> **TASK DETAILS**
Every entry that follows needs to be repeated exactly.

> **GIVEN DATA**
----------

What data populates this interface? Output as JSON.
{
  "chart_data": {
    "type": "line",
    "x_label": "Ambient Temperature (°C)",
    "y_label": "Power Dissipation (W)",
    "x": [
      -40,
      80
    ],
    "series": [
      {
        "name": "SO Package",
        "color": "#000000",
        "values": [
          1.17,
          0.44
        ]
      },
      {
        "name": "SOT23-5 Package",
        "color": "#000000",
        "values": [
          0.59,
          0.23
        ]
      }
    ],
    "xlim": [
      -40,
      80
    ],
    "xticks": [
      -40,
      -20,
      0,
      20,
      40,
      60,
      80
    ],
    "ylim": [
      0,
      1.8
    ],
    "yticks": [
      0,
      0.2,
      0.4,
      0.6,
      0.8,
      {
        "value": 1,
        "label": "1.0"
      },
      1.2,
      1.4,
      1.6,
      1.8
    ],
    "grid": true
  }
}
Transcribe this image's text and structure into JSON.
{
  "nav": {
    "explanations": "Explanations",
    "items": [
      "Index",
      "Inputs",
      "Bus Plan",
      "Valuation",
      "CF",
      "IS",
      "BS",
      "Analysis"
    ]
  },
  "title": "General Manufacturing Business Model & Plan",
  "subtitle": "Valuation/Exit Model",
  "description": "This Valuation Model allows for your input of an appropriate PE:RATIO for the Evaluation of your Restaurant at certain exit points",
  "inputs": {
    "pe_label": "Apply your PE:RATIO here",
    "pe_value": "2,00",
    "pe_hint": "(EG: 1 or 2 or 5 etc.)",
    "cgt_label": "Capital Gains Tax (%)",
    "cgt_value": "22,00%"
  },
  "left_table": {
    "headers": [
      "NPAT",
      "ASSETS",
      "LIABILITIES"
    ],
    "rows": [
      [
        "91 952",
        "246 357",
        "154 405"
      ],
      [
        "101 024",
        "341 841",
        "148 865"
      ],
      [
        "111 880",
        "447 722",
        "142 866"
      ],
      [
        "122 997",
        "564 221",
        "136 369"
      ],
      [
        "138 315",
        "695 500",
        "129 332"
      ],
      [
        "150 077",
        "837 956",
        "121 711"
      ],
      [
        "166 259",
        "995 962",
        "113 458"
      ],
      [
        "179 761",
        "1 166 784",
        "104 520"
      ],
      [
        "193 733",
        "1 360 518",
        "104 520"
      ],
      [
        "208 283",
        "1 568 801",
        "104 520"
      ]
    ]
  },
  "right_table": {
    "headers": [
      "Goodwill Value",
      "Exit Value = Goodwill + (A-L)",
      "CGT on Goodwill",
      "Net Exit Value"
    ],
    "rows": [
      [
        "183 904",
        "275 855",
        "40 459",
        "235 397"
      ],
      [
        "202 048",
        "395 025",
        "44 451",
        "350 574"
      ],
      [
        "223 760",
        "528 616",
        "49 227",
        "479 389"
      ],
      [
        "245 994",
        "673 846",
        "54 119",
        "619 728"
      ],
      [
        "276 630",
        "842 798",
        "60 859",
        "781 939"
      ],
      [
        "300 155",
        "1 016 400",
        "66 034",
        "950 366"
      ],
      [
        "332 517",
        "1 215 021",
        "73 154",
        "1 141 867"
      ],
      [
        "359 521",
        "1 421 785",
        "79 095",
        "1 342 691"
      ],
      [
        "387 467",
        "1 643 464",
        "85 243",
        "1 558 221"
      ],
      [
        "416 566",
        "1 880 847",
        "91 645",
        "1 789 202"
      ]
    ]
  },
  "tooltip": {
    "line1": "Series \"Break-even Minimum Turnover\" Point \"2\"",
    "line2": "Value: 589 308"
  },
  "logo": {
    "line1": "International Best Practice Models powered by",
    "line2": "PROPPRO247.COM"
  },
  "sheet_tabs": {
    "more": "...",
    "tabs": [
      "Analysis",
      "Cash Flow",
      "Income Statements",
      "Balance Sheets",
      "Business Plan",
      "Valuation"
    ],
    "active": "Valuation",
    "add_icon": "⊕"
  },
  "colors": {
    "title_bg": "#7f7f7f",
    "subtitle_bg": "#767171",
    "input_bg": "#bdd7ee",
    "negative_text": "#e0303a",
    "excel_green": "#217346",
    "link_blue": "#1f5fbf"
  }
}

----------

> **ANSWER**
What data populates this interface? Output as JSON.
{
  "chart_data": {
    "type": "line",
    "x_label": "Ambient Temperature (°C)",
    "y_label": "Power Dissipation (W)",
    "x": [
      -40,
      80
    ],
    "series": [
      {
        "name": "SO Package",
        "color": "#000000",
        "values": [
          1.17,
          0.44
        ]
      },
      {
        "name": "SOT23-5 Package",
        "color": "#000000",
        "values": [
          0.59,
          0.23
        ]
      }
    ],
    "xlim": [
      -40,
      80
    ],
    "xticks": [
      -40,
      -20,
      0,
      20,
      40,
      60,
      80
    ],
    "ylim": [
      0,
      1.8
    ],
    "yticks": [
      0,
      0.2,
      0.4,
      0.6,
      0.8,
      {
        "value": 1,
        "label": "1.0"
      },
      1.2,
      1.4,
      1.6,
      1.8
    ],
    "grid": true
  }
}
Transcribe this image's text and structure into JSON.
{
  "nav": {
    "explanations": "Explanations",
    "items": [
      "Index",
      "Inputs",
      "Bus Plan",
      "Valuation",
      "CF",
      "IS",
      "BS",
      "Analysis"
    ]
  },
  "title": "General Manufacturing Business Model & Plan",
  "subtitle": "Valuation/Exit Model",
  "description": "This Valuation Model allows for your input of an appropriate PE:RATIO for the Evaluation of your Restaurant at certain exit points",
  "inputs": {
    "pe_label": "Apply your PE:RATIO here",
    "pe_value": "2,00",
    "pe_hint": "(EG: 1 or 2 or 5 etc.)",
    "cgt_label": "Capital Gains Tax (%)",
    "cgt_value": "22,00%"
  },
  "left_table": {
    "headers": [
      "NPAT",
      "ASSETS",
      "LIABILITIES"
    ],
    "rows": [
      [
        "91 952",
        "246 357",
        "154 405"
      ],
      [
        "101 024",
        "341 841",
        "148 865"
      ],
      [
        "111 880",
        "447 722",
        "142 866"
      ],
      [
        "122 997",
        "564 221",
        "136 369"
      ],
      [
        "138 315",
        "695 500",
        "129 332"
      ],
      [
        "150 077",
        "837 956",
        "121 711"
      ],
      [
        "166 259",
        "995 962",
        "113 458"
      ],
      [
        "179 761",
        "1 166 784",
        "104 520"
      ],
      [
        "193 733",
        "1 360 518",
        "104 520"
      ],
      [
        "208 283",
        "1 568 801",
        "104 520"
      ]
    ]
  },
  "right_table": {
    "headers": [
      "Goodwill Value",
      "Exit Value = Goodwill + (A-L)",
      "CGT on Goodwill",
      "Net Exit Value"
    ],
    "rows": [
      [
        "183 904",
        "275 855",
        "40 459",
        "235 397"
      ],
      [
        "202 048",
        "395 025",
        "44 451",
        "350 574"
      ],
      [
        "223 760",
        "528 616",
        "49 227",
        "479 389"
      ],
      [
        "245 994",
        "673 846",
        "54 119",
        "619 728"
      ],
      [
        "276 630",
        "842 798",
        "60 859",
        "781 939"
      ],
      [
        "300 155",
        "1 016 400",
        "66 034",
        "950 366"
      ],
      [
        "332 517",
        "1 215 021",
        "73 154",
        "1 141 867"
      ],
      [
        "359 521",
        "1 421 785",
        "79 095",
        "1 342 691"
      ],
      [
        "387 467",
        "1 643 464",
        "85 243",
        "1 558 221"
      ],
      [
        "416 566",
        "1 880 847",
        "91 645",
        "1 789 202"
      ]
    ]
  },
  "tooltip": {
    "line1": "Series \"Break-even Minimum Turnover\" Point \"2\"",
    "line2": "Value: 589 308"
  },
  "logo": {
    "line1": "International Best Practice Models powered by",
    "line2": "PROPPRO247.COM"
  },
  "sheet_tabs": {
    "more": "...",
    "tabs": [
      "Analysis",
      "Cash Flow",
      "Income Statements",
      "Balance Sheets",
      "Business Plan",
      "Valuation"
    ],
    "active": "Valuation",
    "add_icon": "⊕"
  },
  "colors": {
    "title_bg": "#7f7f7f",
    "subtitle_bg": "#767171",
    "input_bg": "#bdd7ee",
    "negative_text": "#e0303a",
    "excel_green": "#217346",
    "link_blue": "#1f5fbf"
  }
}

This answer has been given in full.